RECORDS PROVIDED:
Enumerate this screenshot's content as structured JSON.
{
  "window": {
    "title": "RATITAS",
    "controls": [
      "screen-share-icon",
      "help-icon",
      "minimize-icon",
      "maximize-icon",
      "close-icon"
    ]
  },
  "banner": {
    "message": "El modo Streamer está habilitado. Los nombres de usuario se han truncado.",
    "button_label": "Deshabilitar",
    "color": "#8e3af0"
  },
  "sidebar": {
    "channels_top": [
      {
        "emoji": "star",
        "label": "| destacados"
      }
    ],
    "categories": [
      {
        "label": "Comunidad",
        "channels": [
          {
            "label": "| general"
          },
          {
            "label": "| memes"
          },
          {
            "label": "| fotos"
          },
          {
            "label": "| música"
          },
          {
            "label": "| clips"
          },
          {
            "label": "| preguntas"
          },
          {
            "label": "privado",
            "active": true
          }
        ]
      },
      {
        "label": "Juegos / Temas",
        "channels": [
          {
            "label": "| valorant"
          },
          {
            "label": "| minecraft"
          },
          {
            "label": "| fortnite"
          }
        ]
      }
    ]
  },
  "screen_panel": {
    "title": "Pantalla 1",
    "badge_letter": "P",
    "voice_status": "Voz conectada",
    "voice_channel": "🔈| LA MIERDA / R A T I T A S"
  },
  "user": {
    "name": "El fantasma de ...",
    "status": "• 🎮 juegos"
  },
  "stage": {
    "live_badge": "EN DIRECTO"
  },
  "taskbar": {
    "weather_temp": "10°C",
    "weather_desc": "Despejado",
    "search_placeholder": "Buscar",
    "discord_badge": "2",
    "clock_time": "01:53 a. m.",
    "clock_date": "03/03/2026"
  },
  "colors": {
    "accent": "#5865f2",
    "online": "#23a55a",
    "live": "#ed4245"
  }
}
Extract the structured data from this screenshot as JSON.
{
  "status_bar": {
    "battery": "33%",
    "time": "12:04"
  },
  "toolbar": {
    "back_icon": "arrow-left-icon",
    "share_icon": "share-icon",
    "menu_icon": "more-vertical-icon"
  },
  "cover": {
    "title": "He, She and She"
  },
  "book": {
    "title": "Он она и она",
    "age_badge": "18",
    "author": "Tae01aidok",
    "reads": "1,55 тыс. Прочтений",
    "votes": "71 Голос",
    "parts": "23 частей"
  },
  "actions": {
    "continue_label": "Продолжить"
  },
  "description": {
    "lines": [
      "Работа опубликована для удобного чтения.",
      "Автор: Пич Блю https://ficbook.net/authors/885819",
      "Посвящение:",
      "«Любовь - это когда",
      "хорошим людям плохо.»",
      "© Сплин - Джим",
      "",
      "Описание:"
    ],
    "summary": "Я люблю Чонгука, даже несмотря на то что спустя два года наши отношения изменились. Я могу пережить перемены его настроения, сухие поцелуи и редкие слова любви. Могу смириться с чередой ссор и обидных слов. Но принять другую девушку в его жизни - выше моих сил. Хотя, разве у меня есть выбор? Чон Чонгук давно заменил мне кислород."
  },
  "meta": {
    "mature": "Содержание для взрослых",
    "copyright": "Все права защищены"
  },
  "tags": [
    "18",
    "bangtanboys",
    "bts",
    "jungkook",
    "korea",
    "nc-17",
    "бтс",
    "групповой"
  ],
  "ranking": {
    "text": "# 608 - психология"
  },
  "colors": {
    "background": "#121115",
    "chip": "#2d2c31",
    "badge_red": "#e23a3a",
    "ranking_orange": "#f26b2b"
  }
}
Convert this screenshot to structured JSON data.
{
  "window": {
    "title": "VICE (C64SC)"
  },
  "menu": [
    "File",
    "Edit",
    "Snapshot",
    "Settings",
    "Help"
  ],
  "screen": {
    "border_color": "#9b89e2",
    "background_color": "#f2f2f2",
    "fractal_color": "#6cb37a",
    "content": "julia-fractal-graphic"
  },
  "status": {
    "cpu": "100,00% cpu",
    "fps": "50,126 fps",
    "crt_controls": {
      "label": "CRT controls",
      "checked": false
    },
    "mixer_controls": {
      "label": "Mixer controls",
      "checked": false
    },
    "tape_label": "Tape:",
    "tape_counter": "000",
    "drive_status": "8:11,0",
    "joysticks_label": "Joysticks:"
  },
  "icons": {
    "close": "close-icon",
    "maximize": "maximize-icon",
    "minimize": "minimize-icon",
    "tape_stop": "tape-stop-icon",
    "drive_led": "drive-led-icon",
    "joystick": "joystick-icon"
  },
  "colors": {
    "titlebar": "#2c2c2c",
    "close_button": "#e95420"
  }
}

PROBLEM TO WORK ON: Reproduce each entry from the records above, character for character.

EXERCISE RESULT:
Enumerate this screenshot's content as structured JSON.
{
  "window": {
    "title": "RATITAS",
    "controls": [
      "screen-share-icon",
      "help-icon",
      "minimize-icon",
      "maximize-icon",
      "close-icon"
    ]
  },
  "banner": {
    "message": "El modo Streamer está habilitado. Los nombres de usuario se han truncado.",
    "button_label": "Deshabilitar",
    "color": "#8e3af0"
  },
  "sidebar": {
    "channels_top": [
      {
        "emoji": "star",
        "label": "| destacados"
      }
    ],
    "categories": [
      {
        "label": "Comunidad",
        "channels": [
          {
            "label": "| general"
          },
          {
            "label": "| memes"
          },
          {
            "label": "| fotos"
          },
          {
            "label": "| música"
          },
          {
            "label": "| clips"
          },
          {
            "label": "| preguntas"
          },
          {
            "label": "privado",
            "active": true
          }
        ]
      },
      {
        "label": "Juegos / Temas",
        "channels": [
          {
            "label": "| valorant"
          },
          {
            "label": "| minecraft"
          },
          {
            "label": "| fortnite"
          }
        ]
      }
    ]
  },
  "screen_panel": {
    "title": "Pantalla 1",
    "badge_letter": "P",
    "voice_status": "Voz conectada",
    "voice_channel": "🔈| LA MIERDA / R A T I T A S"
  },
  "user": {
    "name": "El fantasma de ...",
    "status": "• 🎮 juegos"
  },
  "stage": {
    "live_badge": "EN DIRECTO"
  },
  "taskbar": {
    "weather_temp": "10°C",
    "weather_desc": "Despejado",
    "search_placeholder": "Buscar",
    "discord_badge": "2",
    "clock_time": "01:53 a. m.",
    "clock_date": "03/03/2026"
  },
  "colors": {
    "accent": "#5865f2",
    "online": "#23a55a",
    "live": "#ed4245"
  }
}
Extract the structured data from this screenshot as JSON.
{
  "status_bar": {
    "battery": "33%",
    "time": "12:04"
  },
  "toolbar": {
    "back_icon": "arrow-left-icon",
    "share_icon": "share-icon",
    "menu_icon": "more-vertical-icon"
  },
  "cover": {
    "title": "He, She and She"
  },
  "book": {
    "title": "Он она и она",
    "age_badge": "18",
    "author": "Tae01aidok",
    "reads": "1,55 тыс. Прочтений",
    "votes": "71 Голос",
    "parts": "23 частей"
  },
  "actions": {
    "continue_label": "Продолжить"
  },
  "description": {
    "lines": [
      "Работа опубликована для удобного чтения.",
      "Автор: Пич Блю https://ficbook.net/authors/885819",
      "Посвящение:",
      "«Любовь - это когда",
      "хорошим людям плохо.»",
      "© Сплин - Джим",
      "",
      "Описание:"
    ],
    "summary": "Я люблю Чонгука, даже несмотря на то что спустя два года наши отношения изменились. Я могу пережить перемены его настроения, сухие поцелуи и редкие слова любви. Могу смириться с чередой ссор и обидных слов. Но принять другую девушку в его жизни - выше моих сил. Хотя, разве у меня есть выбор? Чон Чонгук давно заменил мне кислород."
  },
  "meta": {
    "mature": "Содержание для взрослых",
    "copyright": "Все права защищены"
  },
  "tags": [
    "18",
    "bangtanboys",
    "bts",
    "jungkook",
    "korea",
    "nc-17",
    "бтс",
    "групповой"
  ],
  "ranking": {
    "text": "# 608 - психология"
  },
  "colors": {
    "background": "#121115",
    "chip": "#2d2c31",
    "badge_red": "#e23a3a",
    "ranking_orange": "#f26b2b"
  }
}
Convert this screenshot to structured JSON data.
{
  "window": {
    "title": "VICE (C64SC)"
  },
  "menu": [
    "File",
    "Edit",
    "Snapshot",
    "Settings",
    "Help"
  ],
  "screen": {
    "border_color": "#9b89e2",
    "background_color": "#f2f2f2",
    "fractal_color": "#6cb37a",
    "content": "julia-fractal-graphic"
  },
  "status": {
    "cpu": "100,00% cpu",
    "fps": "50,126 fps",
    "crt_controls": {
      "label": "CRT controls",
      "checked": false
    },
    "mixer_controls": {
      "label": "Mixer controls",
      "checked": false
    },
    "tape_label": "Tape:",
    "tape_counter": "000",
    "drive_status": "8:11,0",
    "joysticks_label": "Joysticks:"
  },
  "icons": {
    "close": "close-icon",
    "maximize": "maximize-icon",
    "minimize": "minimize-icon",
    "tape_stop": "tape-stop-icon",
    "drive_led": "drive-led-icon",
    "joystick": "joystick-icon"
  },
  "colors": {
    "titlebar": "#2c2c2c",
    "close_button": "#e95420"
  }
}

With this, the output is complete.